→ **Given request**: Scan the data below for the string "JSON". Copy every line where it appears.
* Begin Supplied records *
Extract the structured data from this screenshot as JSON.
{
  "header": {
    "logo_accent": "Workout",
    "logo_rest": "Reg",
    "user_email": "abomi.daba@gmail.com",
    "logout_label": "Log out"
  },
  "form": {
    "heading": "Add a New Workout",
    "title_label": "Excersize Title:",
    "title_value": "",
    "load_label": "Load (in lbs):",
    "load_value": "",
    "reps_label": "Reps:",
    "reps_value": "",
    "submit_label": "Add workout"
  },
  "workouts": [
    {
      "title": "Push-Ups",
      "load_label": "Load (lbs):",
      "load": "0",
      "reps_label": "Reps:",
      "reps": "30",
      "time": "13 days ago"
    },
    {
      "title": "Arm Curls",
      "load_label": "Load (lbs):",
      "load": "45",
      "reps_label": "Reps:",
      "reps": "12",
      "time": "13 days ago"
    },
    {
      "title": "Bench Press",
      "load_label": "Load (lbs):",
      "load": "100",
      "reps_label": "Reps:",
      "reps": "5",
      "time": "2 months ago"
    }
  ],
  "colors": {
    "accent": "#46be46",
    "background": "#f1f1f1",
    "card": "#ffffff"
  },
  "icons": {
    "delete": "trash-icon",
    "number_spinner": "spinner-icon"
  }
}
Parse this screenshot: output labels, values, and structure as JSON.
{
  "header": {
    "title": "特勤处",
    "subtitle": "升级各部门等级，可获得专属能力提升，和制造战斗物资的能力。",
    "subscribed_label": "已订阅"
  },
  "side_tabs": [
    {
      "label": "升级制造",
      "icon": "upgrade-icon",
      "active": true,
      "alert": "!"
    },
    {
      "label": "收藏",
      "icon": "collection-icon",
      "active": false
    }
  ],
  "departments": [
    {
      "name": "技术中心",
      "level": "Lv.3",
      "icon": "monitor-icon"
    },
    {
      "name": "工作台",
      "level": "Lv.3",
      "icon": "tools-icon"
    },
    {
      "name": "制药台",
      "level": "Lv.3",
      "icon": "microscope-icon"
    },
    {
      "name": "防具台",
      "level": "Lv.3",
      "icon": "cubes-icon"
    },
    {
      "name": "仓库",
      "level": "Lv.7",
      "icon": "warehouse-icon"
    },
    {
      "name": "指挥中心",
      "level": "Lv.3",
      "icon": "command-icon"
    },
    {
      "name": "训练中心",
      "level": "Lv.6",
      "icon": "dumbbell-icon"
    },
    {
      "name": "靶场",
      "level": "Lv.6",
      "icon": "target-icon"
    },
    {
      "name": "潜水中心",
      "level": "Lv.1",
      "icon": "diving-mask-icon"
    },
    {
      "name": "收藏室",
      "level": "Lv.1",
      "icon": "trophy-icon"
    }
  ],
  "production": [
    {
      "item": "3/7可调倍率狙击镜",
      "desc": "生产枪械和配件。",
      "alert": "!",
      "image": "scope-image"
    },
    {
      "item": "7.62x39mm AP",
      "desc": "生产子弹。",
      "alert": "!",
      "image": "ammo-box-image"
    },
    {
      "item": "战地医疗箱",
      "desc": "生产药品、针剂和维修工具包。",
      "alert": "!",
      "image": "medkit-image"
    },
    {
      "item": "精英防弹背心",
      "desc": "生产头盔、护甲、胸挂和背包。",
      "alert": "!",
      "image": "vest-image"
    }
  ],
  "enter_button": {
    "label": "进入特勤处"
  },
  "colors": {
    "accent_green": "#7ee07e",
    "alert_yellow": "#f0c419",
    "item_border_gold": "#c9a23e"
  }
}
* End Supplied records *
→ **Full solution**:
Extract the structured data from this screenshot as JSON.
Parse this screenshot: output labels, values, and structure as JSON.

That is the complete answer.